- Brief: Restate the whole listing exactly.
----------
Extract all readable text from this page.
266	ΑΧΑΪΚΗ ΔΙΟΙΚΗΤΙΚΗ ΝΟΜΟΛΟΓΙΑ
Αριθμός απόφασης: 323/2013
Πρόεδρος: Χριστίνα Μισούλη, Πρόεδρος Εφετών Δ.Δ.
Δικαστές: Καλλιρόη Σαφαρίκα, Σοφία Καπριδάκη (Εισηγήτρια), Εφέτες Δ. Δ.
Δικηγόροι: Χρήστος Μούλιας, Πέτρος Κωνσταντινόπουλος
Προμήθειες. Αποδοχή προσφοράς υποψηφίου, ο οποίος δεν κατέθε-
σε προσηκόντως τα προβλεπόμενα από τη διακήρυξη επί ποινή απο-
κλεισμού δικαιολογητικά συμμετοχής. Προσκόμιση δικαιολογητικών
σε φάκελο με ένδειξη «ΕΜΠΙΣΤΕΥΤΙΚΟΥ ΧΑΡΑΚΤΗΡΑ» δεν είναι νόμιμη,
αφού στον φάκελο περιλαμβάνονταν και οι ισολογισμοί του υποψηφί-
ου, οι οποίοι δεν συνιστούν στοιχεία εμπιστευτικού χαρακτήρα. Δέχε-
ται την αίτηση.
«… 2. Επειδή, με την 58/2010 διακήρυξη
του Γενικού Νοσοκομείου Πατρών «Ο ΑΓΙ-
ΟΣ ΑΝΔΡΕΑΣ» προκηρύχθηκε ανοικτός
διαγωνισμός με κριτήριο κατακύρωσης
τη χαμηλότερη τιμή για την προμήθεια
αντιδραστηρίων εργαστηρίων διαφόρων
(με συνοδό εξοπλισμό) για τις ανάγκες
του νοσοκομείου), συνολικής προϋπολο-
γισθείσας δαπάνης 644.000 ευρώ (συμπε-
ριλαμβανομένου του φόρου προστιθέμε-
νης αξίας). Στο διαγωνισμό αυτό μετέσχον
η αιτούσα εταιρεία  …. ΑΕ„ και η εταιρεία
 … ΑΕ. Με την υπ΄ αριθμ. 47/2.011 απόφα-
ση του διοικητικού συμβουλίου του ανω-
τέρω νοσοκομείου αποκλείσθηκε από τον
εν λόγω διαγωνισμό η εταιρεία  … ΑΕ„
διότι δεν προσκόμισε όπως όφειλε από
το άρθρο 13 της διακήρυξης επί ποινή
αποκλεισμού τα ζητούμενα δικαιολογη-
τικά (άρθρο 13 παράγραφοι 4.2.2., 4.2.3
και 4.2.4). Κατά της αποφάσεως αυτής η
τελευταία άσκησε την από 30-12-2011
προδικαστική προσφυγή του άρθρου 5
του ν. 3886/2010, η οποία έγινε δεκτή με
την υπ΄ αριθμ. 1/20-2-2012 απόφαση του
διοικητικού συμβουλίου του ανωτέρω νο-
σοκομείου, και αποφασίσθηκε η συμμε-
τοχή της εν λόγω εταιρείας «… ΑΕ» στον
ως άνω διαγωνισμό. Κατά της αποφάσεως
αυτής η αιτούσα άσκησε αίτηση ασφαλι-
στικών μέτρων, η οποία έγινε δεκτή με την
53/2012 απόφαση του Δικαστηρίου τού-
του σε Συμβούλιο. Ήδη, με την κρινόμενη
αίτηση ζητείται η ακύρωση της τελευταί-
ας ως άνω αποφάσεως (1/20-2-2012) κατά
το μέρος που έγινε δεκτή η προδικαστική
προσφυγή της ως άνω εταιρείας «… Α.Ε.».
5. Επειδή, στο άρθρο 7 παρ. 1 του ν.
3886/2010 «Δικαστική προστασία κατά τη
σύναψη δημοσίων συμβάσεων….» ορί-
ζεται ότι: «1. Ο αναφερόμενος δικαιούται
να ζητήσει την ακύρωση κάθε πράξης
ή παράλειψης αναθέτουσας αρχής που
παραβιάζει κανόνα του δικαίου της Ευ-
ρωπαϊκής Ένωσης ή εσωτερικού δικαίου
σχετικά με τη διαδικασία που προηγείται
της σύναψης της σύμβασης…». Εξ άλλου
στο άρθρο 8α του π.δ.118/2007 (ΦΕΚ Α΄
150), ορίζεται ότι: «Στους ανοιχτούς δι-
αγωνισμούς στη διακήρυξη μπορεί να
----------
- Correct output:
Extract all readable text from this page.
266	ΑΧΑΪΚΗ ΔΙΟΙΚΗΤΙΚΗ ΝΟΜΟΛΟΓΙΑ
Αριθμός απόφασης: 323/2013
Πρόεδρος: Χριστίνα Μισούλη, Πρόεδρος Εφετών Δ.Δ.
Δικαστές: Καλλιρόη Σαφαρίκα, Σοφία Καπριδάκη (Εισηγήτρια), Εφέτες Δ. Δ.
Δικηγόροι: Χρήστος Μούλιας, Πέτρος Κωνσταντινόπουλος
Προμήθειες. Αποδοχή προσφοράς υποψηφίου, ο οποίος δεν κατέθε-
σε προσηκόντως τα προβλεπόμενα από τη διακήρυξη επί ποινή απο-
κλεισμού δικαιολογητικά συμμετοχής. Προσκόμιση δικαιολογητικών
σε φάκελο με ένδειξη «ΕΜΠΙΣΤΕΥΤΙΚΟΥ ΧΑΡΑΚΤΗΡΑ» δεν είναι νόμιμη,
αφού στον φάκελο περιλαμβάνονταν και οι ισολογισμοί του υποψηφί-
ου, οι οποίοι δεν συνιστούν στοιχεία εμπιστευτικού χαρακτήρα. Δέχε-
ται την αίτηση.
«… 2. Επειδή, με την 58/2010 διακήρυξη
του Γενικού Νοσοκομείου Πατρών «Ο ΑΓΙ-
ΟΣ ΑΝΔΡΕΑΣ» προκηρύχθηκε ανοικτός
διαγωνισμός με κριτήριο κατακύρωσης
τη χαμηλότερη τιμή για την προμήθεια
αντιδραστηρίων εργαστηρίων διαφόρων
(με συνοδό εξοπλισμό) για τις ανάγκες
του νοσοκομείου), συνολικής προϋπολο-
γισθείσας δαπάνης 644.000 ευρώ (συμπε-
ριλαμβανομένου του φόρου προστιθέμε-
νης αξίας). Στο διαγωνισμό αυτό μετέσχον
η αιτούσα εταιρεία  …. ΑΕ„ και η εταιρεία
 … ΑΕ. Με την υπ΄ αριθμ. 47/2.011 απόφα-
ση του διοικητικού συμβουλίου του ανω-
τέρω νοσοκομείου αποκλείσθηκε από τον
εν λόγω διαγωνισμό η εταιρεία  … ΑΕ„
διότι δεν προσκόμισε όπως όφειλε από
το άρθρο 13 της διακήρυξης επί ποινή
αποκλεισμού τα ζητούμενα δικαιολογη-
τικά (άρθρο 13 παράγραφοι 4.2.2., 4.2.3
και 4.2.4). Κατά της αποφάσεως αυτής η
τελευταία άσκησε την από 30-12-2011
προδικαστική προσφυγή του άρθρου 5
του ν. 3886/2010, η οποία έγινε δεκτή με
την υπ΄ αριθμ. 1/20-2-2012 απόφαση του
διοικητικού συμβουλίου του ανωτέρω νο-
σοκομείου, και αποφασίσθηκε η συμμε-
τοχή της εν λόγω εταιρείας «… ΑΕ» στον
ως άνω διαγωνισμό. Κατά της αποφάσεως
αυτής η αιτούσα άσκησε αίτηση ασφαλι-
στικών μέτρων, η οποία έγινε δεκτή με την
53/2012 απόφαση του Δικαστηρίου τού-
του σε Συμβούλιο. Ήδη, με την κρινόμενη
αίτηση ζητείται η ακύρωση της τελευταί-
ας ως άνω αποφάσεως (1/20-2-2012) κατά
το μέρος που έγινε δεκτή η προδικαστική
προσφυγή της ως άνω εταιρείας «… Α.Ε.».
5. Επειδή, στο άρθρο 7 παρ. 1 του ν.
3886/2010 «Δικαστική προστασία κατά τη
σύναψη δημοσίων συμβάσεων….» ορί-
ζεται ότι: «1. Ο αναφερόμενος δικαιούται
να ζητήσει την ακύρωση κάθε πράξης
ή παράλειψης αναθέτουσας αρχής που
παραβιάζει κανόνα του δικαίου της Ευ-
ρωπαϊκής Ένωσης ή εσωτερικού δικαίου
σχετικά με τη διαδικασία που προηγείται
της σύναψης της σύμβασης…». Εξ άλλου
στο άρθρο 8α του π.δ.118/2007 (ΦΕΚ Α΄
150), ορίζεται ότι: «Στους ανοιχτούς δι-
αγωνισμούς στη διακήρυξη μπορεί να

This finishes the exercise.